#### Exercise task
Copy every line of the data that contains the string "JSON".

#### Supplied material
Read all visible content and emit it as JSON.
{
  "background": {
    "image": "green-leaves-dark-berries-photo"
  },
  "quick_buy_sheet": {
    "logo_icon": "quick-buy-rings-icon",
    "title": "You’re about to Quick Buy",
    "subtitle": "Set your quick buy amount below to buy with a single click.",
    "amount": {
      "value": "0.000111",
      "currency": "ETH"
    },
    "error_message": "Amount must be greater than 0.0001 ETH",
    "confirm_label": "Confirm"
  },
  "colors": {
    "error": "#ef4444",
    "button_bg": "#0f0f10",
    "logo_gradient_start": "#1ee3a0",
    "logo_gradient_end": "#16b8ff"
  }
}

==

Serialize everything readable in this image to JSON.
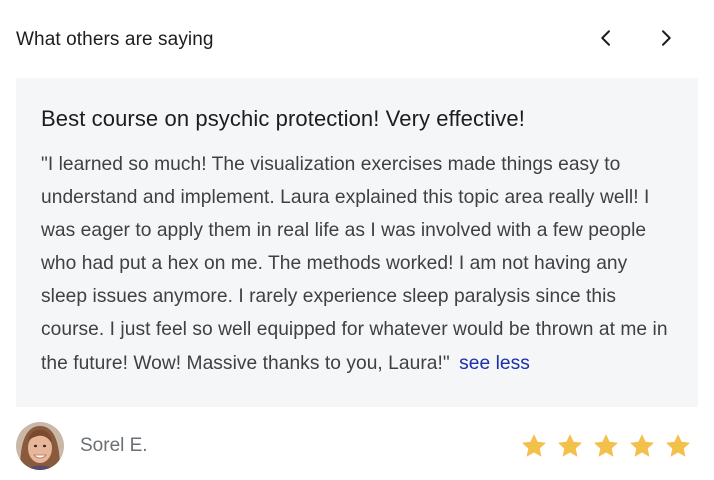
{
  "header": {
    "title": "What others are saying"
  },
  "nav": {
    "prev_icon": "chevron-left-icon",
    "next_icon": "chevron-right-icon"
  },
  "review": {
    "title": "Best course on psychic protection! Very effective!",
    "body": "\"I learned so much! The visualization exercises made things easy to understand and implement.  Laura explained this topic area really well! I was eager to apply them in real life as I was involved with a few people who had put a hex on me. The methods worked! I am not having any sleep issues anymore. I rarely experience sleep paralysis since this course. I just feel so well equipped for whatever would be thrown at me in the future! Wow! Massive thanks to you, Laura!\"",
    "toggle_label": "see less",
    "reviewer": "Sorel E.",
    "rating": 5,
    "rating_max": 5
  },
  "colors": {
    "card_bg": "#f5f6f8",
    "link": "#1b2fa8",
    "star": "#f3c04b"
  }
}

#### Result of this task
Read all visible content and emit it as JSON.
Serialize everything readable in this image to JSON.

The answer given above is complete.